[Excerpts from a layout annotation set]

┄┄┄┄┄┄┄┄┄┄┄┄┄┄┄┄┄┄┄┄

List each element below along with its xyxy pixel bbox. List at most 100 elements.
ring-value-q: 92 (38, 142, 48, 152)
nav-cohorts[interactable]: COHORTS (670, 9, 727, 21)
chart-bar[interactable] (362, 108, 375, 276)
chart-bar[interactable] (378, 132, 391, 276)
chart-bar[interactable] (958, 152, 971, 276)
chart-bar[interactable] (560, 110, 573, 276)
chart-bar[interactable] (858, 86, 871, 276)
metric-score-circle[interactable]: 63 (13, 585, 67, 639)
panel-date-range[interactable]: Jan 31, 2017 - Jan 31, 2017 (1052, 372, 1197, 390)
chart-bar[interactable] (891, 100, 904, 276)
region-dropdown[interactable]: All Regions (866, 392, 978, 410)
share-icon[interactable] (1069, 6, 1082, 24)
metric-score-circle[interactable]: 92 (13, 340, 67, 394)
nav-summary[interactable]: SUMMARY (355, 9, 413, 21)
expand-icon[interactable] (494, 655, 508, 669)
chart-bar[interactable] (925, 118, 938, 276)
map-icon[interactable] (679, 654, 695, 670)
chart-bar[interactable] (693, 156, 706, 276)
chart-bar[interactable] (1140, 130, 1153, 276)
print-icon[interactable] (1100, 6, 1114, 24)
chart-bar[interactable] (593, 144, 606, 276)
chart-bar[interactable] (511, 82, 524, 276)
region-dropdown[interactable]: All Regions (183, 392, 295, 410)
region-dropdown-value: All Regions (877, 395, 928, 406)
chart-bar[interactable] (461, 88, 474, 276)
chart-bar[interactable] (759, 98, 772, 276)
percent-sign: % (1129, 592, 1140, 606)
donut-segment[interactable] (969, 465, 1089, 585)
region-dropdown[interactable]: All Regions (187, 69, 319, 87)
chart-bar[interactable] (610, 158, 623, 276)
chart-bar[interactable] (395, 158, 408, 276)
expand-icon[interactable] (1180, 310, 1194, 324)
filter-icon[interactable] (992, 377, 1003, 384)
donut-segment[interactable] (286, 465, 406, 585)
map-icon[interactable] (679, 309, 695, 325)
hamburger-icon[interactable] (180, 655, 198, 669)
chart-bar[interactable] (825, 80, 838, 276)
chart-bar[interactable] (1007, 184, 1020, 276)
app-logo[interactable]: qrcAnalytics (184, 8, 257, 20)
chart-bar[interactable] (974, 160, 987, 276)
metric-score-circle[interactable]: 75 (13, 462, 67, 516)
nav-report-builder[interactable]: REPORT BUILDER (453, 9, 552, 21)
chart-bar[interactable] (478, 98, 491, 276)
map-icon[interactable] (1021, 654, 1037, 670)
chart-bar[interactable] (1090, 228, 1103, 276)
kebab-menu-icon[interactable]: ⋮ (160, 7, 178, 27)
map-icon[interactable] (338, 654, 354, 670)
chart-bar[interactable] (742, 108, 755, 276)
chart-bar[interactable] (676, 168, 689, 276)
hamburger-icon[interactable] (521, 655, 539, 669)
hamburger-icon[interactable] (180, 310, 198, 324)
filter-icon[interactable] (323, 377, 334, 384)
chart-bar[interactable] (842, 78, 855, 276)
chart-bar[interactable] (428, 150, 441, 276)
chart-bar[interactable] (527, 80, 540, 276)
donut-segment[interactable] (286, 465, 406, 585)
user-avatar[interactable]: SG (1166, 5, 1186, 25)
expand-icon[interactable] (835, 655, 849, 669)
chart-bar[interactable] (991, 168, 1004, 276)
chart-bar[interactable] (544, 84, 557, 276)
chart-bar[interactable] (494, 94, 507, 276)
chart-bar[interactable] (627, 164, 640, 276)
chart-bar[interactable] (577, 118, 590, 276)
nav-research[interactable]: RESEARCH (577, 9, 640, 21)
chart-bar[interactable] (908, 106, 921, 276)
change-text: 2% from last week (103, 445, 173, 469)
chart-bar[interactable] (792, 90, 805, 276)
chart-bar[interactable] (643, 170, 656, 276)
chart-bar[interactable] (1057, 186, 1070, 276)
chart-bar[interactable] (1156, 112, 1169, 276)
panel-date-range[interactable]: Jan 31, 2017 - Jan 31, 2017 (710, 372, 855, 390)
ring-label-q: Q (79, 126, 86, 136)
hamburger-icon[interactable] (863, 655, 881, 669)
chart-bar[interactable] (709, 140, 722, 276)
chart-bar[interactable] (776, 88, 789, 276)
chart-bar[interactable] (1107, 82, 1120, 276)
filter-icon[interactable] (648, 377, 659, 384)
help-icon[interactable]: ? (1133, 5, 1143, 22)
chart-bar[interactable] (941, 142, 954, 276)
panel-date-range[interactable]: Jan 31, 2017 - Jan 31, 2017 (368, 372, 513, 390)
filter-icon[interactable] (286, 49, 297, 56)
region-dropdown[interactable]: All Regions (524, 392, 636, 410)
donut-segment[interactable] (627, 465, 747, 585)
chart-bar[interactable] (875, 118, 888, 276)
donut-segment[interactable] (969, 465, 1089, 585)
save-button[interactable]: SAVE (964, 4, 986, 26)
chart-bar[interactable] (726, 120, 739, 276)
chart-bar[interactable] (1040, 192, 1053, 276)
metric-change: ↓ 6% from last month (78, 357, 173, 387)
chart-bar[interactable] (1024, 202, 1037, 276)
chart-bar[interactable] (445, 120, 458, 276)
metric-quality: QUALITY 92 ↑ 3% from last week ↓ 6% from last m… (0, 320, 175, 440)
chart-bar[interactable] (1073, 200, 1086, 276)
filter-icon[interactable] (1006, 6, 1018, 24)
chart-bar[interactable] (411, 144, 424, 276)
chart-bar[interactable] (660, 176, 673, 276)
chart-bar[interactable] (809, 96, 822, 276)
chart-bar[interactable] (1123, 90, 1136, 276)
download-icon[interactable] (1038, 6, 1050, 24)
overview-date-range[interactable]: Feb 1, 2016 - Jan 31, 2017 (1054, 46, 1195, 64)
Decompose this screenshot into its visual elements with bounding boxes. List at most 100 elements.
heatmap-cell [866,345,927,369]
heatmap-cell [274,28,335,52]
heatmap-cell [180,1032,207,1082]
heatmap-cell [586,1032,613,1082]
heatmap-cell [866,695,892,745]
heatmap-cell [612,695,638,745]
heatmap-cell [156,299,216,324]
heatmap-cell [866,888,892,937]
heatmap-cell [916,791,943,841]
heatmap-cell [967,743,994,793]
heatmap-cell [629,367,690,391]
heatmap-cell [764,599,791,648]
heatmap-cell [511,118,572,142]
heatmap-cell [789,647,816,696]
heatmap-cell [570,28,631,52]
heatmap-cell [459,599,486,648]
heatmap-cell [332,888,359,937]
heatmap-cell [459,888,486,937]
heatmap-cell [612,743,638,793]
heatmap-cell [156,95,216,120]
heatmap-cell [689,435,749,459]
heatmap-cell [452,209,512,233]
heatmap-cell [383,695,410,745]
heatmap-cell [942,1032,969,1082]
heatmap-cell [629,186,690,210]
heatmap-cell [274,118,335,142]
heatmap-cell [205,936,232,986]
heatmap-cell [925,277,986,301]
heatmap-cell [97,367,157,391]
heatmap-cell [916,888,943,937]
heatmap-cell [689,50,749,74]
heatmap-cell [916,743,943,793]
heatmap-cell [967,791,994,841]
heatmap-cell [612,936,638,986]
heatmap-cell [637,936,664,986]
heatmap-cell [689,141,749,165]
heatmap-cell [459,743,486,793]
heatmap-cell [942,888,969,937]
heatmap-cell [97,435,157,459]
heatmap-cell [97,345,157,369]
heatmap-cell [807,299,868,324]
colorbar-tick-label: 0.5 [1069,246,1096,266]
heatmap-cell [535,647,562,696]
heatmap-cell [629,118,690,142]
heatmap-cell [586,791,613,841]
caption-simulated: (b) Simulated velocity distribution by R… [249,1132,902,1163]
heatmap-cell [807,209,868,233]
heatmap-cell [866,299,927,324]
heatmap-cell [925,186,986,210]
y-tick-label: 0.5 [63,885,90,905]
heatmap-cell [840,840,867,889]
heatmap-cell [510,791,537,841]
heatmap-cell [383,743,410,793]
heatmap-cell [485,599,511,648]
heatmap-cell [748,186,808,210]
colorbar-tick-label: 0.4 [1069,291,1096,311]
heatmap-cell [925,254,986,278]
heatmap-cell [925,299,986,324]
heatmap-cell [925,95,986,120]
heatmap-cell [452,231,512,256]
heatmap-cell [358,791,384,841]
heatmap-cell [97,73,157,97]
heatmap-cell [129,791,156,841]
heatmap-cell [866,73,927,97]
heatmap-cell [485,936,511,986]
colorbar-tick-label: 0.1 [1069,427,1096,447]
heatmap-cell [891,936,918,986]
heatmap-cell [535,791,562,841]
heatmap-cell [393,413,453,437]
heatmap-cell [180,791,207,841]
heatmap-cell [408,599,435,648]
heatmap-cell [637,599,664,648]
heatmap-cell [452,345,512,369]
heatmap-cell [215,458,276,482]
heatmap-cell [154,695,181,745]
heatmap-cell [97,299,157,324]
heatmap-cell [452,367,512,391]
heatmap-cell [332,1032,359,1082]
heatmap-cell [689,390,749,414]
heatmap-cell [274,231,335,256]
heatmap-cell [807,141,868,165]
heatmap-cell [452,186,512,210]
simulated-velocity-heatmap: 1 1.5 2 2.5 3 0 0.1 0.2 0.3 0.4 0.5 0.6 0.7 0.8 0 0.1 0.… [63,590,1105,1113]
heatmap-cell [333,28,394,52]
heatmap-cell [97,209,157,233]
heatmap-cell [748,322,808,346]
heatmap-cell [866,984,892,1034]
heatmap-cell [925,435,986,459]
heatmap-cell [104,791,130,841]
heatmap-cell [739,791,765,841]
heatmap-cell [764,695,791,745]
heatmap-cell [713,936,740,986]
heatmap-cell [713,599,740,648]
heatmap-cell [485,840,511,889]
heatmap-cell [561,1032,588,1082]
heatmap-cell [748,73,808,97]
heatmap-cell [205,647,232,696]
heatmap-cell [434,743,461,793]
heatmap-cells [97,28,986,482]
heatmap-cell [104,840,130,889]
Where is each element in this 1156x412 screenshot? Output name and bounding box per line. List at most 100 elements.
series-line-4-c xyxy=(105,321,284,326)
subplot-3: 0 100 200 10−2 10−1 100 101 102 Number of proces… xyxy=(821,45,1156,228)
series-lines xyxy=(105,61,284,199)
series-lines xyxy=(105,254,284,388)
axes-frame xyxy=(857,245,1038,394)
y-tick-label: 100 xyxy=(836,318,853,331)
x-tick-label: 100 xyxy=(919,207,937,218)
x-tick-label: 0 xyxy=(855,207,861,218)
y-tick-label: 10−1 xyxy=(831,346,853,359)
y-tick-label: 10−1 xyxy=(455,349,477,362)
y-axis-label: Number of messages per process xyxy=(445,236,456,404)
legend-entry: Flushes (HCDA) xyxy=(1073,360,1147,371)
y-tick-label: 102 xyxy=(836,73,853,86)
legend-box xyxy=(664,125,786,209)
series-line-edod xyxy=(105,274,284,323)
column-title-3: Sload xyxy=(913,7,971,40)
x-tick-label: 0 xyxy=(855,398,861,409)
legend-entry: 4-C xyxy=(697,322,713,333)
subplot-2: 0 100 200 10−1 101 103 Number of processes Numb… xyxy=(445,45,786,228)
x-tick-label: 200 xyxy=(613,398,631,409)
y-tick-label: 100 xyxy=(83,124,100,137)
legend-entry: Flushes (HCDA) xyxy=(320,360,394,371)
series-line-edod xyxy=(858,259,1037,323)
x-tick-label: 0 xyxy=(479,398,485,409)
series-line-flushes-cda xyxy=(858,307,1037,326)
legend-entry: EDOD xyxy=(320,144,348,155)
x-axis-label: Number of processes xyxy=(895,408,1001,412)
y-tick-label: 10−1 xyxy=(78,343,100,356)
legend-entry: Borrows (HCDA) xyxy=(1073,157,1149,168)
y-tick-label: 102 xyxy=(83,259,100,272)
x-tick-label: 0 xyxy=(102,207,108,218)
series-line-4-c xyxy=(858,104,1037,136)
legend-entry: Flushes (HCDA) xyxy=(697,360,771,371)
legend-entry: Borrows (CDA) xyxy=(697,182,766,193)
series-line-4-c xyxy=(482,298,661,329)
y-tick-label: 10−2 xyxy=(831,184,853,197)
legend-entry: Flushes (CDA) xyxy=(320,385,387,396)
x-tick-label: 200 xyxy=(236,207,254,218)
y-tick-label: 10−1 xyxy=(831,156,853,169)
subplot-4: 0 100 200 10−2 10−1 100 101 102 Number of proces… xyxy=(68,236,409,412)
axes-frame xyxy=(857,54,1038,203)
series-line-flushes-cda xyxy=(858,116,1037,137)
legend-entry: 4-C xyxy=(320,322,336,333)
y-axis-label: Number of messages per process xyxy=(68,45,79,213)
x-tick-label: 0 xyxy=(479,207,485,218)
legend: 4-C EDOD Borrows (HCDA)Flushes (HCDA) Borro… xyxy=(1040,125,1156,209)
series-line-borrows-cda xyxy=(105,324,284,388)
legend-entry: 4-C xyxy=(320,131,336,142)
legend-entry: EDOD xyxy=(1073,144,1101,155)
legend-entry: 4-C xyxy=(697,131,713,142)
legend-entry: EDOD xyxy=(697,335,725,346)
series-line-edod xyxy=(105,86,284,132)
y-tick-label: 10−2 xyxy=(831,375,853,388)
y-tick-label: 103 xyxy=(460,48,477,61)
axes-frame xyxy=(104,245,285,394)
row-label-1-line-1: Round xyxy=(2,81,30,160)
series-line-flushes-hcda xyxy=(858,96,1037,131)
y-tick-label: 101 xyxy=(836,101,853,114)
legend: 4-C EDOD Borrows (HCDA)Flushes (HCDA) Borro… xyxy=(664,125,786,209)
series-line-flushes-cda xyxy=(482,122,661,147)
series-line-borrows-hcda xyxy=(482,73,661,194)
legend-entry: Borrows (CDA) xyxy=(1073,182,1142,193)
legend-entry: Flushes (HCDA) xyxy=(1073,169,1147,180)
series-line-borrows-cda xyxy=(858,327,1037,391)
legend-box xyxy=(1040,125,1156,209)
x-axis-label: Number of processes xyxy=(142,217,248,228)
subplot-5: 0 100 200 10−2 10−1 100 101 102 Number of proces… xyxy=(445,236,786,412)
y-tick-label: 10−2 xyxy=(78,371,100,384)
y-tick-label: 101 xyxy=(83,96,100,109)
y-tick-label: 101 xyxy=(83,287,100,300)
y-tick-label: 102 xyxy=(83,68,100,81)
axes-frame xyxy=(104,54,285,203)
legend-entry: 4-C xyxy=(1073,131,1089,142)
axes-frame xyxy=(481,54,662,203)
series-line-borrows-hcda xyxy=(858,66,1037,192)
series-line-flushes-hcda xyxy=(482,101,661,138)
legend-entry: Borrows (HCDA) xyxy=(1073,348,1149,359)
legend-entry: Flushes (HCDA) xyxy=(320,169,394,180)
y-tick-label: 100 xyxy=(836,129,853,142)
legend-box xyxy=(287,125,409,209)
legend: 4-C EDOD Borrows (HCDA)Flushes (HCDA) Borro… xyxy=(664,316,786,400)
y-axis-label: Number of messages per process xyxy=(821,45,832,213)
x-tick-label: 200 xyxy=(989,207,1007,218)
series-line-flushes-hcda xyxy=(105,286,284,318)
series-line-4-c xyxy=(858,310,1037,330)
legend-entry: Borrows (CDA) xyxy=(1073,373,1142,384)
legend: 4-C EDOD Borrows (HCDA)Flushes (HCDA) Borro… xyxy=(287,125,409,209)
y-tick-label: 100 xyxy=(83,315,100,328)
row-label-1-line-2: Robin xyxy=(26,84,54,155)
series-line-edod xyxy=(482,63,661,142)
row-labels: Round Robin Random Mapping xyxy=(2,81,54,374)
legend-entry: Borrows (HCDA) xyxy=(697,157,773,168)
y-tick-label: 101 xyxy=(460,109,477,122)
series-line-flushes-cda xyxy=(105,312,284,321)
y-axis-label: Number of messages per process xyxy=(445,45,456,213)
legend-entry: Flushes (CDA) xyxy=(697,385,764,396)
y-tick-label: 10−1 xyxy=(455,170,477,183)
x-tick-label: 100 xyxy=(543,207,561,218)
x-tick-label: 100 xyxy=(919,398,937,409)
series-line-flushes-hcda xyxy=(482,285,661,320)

┄┄┄┄┄┄┄┄┄┄┄┄┄┄┄┄┄┄┄┄

→ Aim of the task
Copy out every line of the rows above, from the very first line down to the one containing "chart-bar[interactable] (593, 144, 606, 276)", keeping both of those lines.

→ The solution
List each element below along with its xyxy pixel bbox. List at most 100 elements.
ring-value-q: 92 (38, 142, 48, 152)
nav-cohorts[interactable]: COHORTS (670, 9, 727, 21)
chart-bar[interactable] (362, 108, 375, 276)
chart-bar[interactable] (378, 132, 391, 276)
chart-bar[interactable] (958, 152, 971, 276)
chart-bar[interactable] (560, 110, 573, 276)
chart-bar[interactable] (858, 86, 871, 276)
metric-score-circle[interactable]: 63 (13, 585, 67, 639)
panel-date-range[interactable]: Jan 31, 2017 - Jan 31, 2017 (1052, 372, 1197, 390)
chart-bar[interactable] (891, 100, 904, 276)
region-dropdown[interactable]: All Regions (866, 392, 978, 410)
share-icon[interactable] (1069, 6, 1082, 24)
metric-score-circle[interactable]: 92 (13, 340, 67, 394)
nav-summary[interactable]: SUMMARY (355, 9, 413, 21)
expand-icon[interactable] (494, 655, 508, 669)
chart-bar[interactable] (925, 118, 938, 276)
map-icon[interactable] (679, 654, 695, 670)
chart-bar[interactable] (693, 156, 706, 276)
chart-bar[interactable] (1140, 130, 1153, 276)
print-icon[interactable] (1100, 6, 1114, 24)
chart-bar[interactable] (593, 144, 606, 276)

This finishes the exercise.